>> start Given data

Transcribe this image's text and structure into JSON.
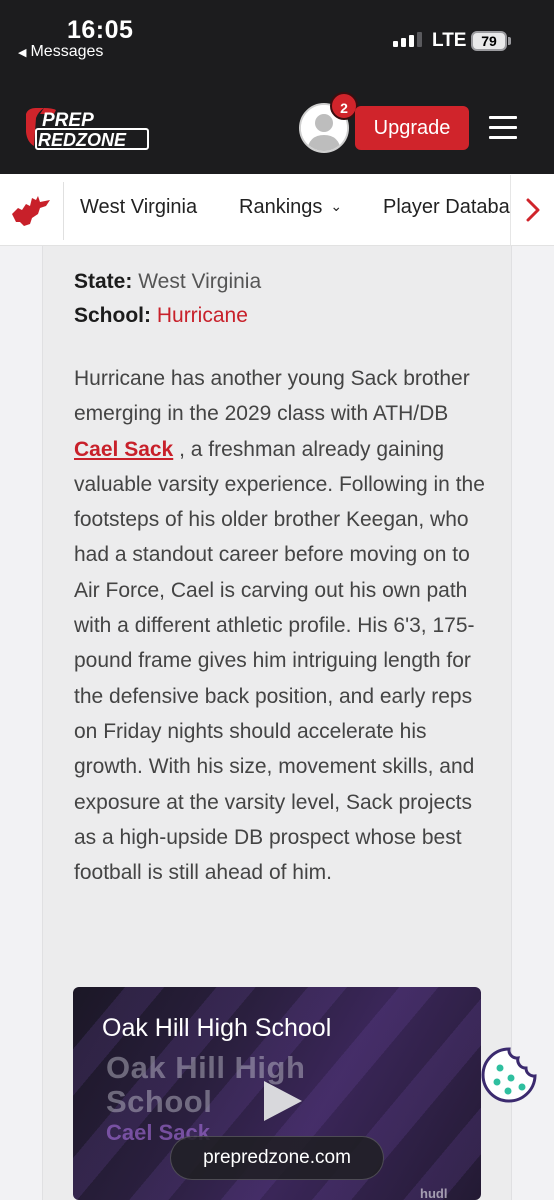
{
  "status_bar": {
    "time": "16:05",
    "back_label": "Messages",
    "network": "LTE",
    "battery": "79"
  },
  "header": {
    "logo_line1": "PREP",
    "logo_line2": "REDZONE",
    "notification_count": "2",
    "upgrade_label": "Upgrade"
  },
  "nav": {
    "items": [
      {
        "label": "West Virginia"
      },
      {
        "label": "Rankings"
      },
      {
        "label": "Player Database"
      }
    ]
  },
  "article": {
    "state_label": "State:",
    "state_value": "West Virginia",
    "school_label": "School:",
    "school_value": "Hurricane",
    "body_before_link": "Hurricane has another young Sack brother emerging in the 2029 class with ATH/DB ",
    "player_link": "Cael Sack",
    "body_after_link": " , a freshman already gaining valuable varsity experience. Following in the footsteps of his older brother Keegan, who had a standout career before moving on to Air Force, Cael is carving out his own path with a different athletic profile. His 6'3, 175-pound frame gives him intriguing length for the defensive back position, and early reps on Friday nights should accelerate his growth. With his size, movement skills, and exposure at the varsity level, Sack projects as a high-upside DB prospect whose best football is still ahead of him."
  },
  "video": {
    "title": "Oak Hill High School",
    "overlay_line1": "Oak Hill High",
    "overlay_line2": "School",
    "overlay_name": "Cael Sack",
    "domain": "prepredzone.com",
    "watermark": "hudl"
  },
  "colors": {
    "brand_red": "#d0242b",
    "header_bg": "#1c1c1e",
    "link_red": "#c8202a"
  }
}
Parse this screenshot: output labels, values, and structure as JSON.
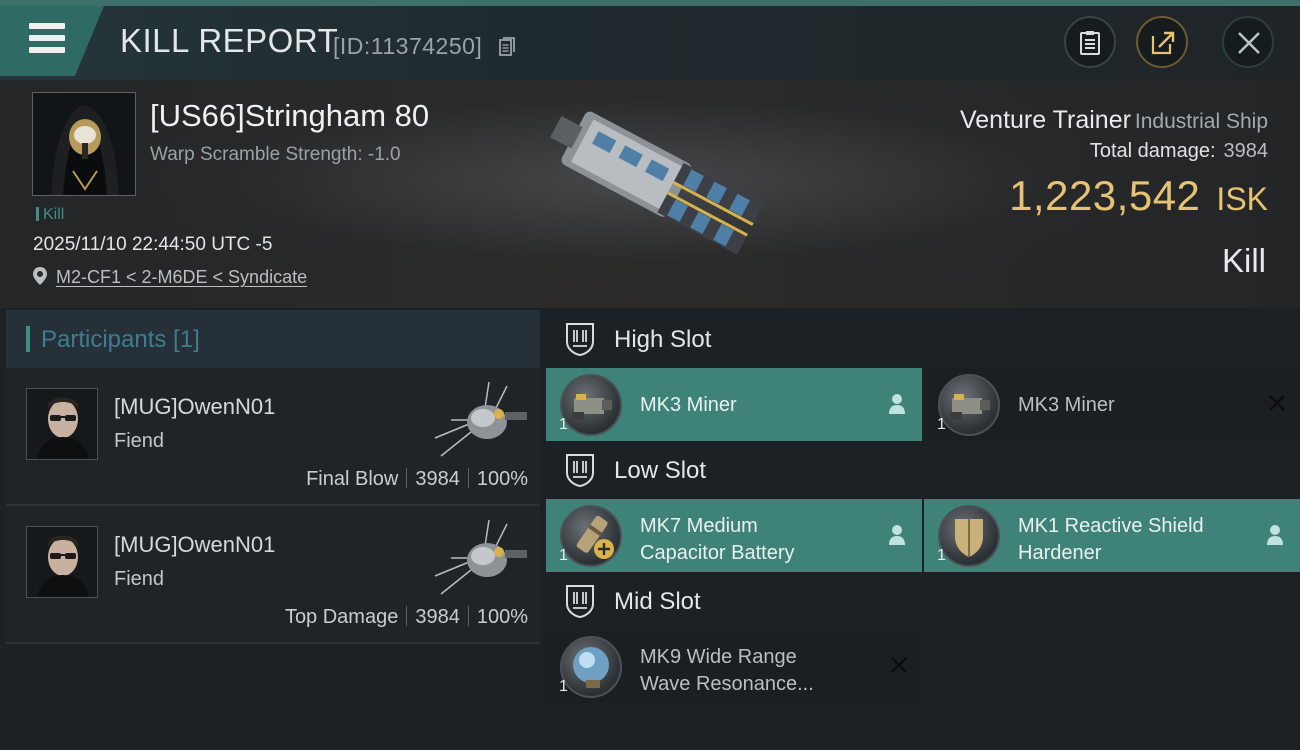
{
  "header": {
    "title": "KILL REPORT",
    "report_id": "[ID:11374250]",
    "menu_icon": "hamburger-menu-icon",
    "notes_icon": "clipboard-icon",
    "share_icon": "share-icon",
    "close_icon": "close-icon"
  },
  "victim": {
    "name": "[US66]Stringham 80",
    "warp_scramble": "Warp Scramble Strength: -1.0",
    "tag": "Kill",
    "timestamp": "2025/11/10 22:44:50 UTC -5",
    "location": "M2-CF1 < 2-M6DE < Syndicate"
  },
  "ship": {
    "name": "Venture Trainer",
    "class": "Industrial Ship",
    "total_damage_label": "Total damage:",
    "total_damage": "3984",
    "isk_value": "1,223,542",
    "isk_unit": "ISK",
    "report_type": "Kill"
  },
  "participants": {
    "title": "Participants [1]",
    "rows": [
      {
        "name": "[MUG]OwenN01",
        "ship": "Fiend",
        "role": "Final Blow",
        "damage": "3984",
        "percent": "100%"
      },
      {
        "name": "[MUG]OwenN01",
        "ship": "Fiend",
        "role": "Top Damage",
        "damage": "3984",
        "percent": "100%"
      }
    ]
  },
  "slots": {
    "high": {
      "title": "High Slot",
      "modules": [
        {
          "name": "MK3 Miner",
          "qty": "1",
          "status": "fitted"
        },
        {
          "name": "MK3 Miner",
          "qty": "1",
          "status": "destroyed"
        }
      ]
    },
    "low": {
      "title": "Low Slot",
      "modules": [
        {
          "name_line1": "MK7 Medium",
          "name_line2": "Capacitor Battery",
          "qty": "1",
          "status": "fitted"
        },
        {
          "name_line1": "MK1 Reactive Shield",
          "name_line2": "Hardener",
          "qty": "1",
          "status": "fitted"
        }
      ]
    },
    "mid": {
      "title": "Mid Slot",
      "modules": [
        {
          "name_line1": "MK9 Wide Range",
          "name_line2": "Wave Resonance...",
          "qty": "1",
          "status": "destroyed"
        }
      ]
    }
  },
  "colors": {
    "accent_teal": "#3f8278",
    "isk_gold": "#e7c274",
    "participants_title": "#3f7d8e"
  }
}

>> end Given data

_Description of the task_
Restate each entry word for word, leaving out any pictures.

_Reply_
Transcribe this image's text and structure into JSON.
{
  "status_bar": {
    "time": "16:05",
    "back_label": "Messages",
    "network": "LTE",
    "battery": "79"
  },
  "header": {
    "logo_line1": "PREP",
    "logo_line2": "REDZONE",
    "notification_count": "2",
    "upgrade_label": "Upgrade"
  },
  "nav": {
    "items": [
      {
        "label": "West Virginia"
      },
      {
        "label": "Rankings"
      },
      {
        "label": "Player Database"
      }
    ]
  },
  "article": {
    "state_label": "State:",
    "state_value": "West Virginia",
    "school_label": "School:",
    "school_value": "Hurricane",
    "body_before_link": "Hurricane has another young Sack brother emerging in the 2029 class with ATH/DB ",
    "player_link": "Cael Sack",
    "body_after_link": " , a freshman already gaining valuable varsity experience. Following in the footsteps of his older brother Keegan, who had a standout career before moving on to Air Force, Cael is carving out his own path with a different athletic profile. His 6'3, 175-pound frame gives him intriguing length for the defensive back position, and early reps on Friday nights should accelerate his growth. With his size, movement skills, and exposure at the varsity level, Sack projects as a high-upside DB prospect whose best football is still ahead of him."
  },
  "video": {
    "title": "Oak Hill High School",
    "overlay_line1": "Oak Hill High",
    "overlay_line2": "School",
    "overlay_name": "Cael Sack",
    "domain": "prepredzone.com",
    "watermark": "hudl"
  },
  "colors": {
    "brand_red": "#d0242b",
    "header_bg": "#1c1c1e",
    "link_red": "#c8202a"
  }
}
Parse this screenshot: output labels, values, and structure as JSON.
{
  "header": {
    "title": "KILL REPORT",
    "report_id": "[ID:11374250]",
    "menu_icon": "hamburger-menu-icon",
    "notes_icon": "clipboard-icon",
    "share_icon": "share-icon",
    "close_icon": "close-icon"
  },
  "victim": {
    "name": "[US66]Stringham 80",
    "warp_scramble": "Warp Scramble Strength: -1.0",
    "tag": "Kill",
    "timestamp": "2025/11/10 22:44:50 UTC -5",
    "location": "M2-CF1 < 2-M6DE < Syndicate"
  },
  "ship": {
    "name": "Venture Trainer",
    "class": "Industrial Ship",
    "total_damage_label": "Total damage:",
    "total_damage": "3984",
    "isk_value": "1,223,542",
    "isk_unit": "ISK",
    "report_type": "Kill"
  },
  "participants": {
    "title": "Participants [1]",
    "rows": [
      {
        "name": "[MUG]OwenN01",
        "ship": "Fiend",
        "role": "Final Blow",
        "damage": "3984",
        "percent": "100%"
      },
      {
        "name": "[MUG]OwenN01",
        "ship": "Fiend",
        "role": "Top Damage",
        "damage": "3984",
        "percent": "100%"
      }
    ]
  },
  "slots": {
    "high": {
      "title": "High Slot",
      "modules": [
        {
          "name": "MK3 Miner",
          "qty": "1",
          "status": "fitted"
        },
        {
          "name": "MK3 Miner",
          "qty": "1",
          "status": "destroyed"
        }
      ]
    },
    "low": {
      "title": "Low Slot",
      "modules": [
        {
          "name_line1": "MK7 Medium",
          "name_line2": "Capacitor Battery",
          "qty": "1",
          "status": "fitted"
        },
        {
          "name_line1": "MK1 Reactive Shield",
          "name_line2": "Hardener",
          "qty": "1",
          "status": "fitted"
        }
      ]
    },
    "mid": {
      "title": "Mid Slot",
      "modules": [
        {
          "name_line1": "MK9 Wide Range",
          "name_line2": "Wave Resonance...",
          "qty": "1",
          "status": "destroyed"
        }
      ]
    }
  },
  "colors": {
    "accent_teal": "#3f8278",
    "isk_gold": "#e7c274",
    "participants_title": "#3f7d8e"
  }
}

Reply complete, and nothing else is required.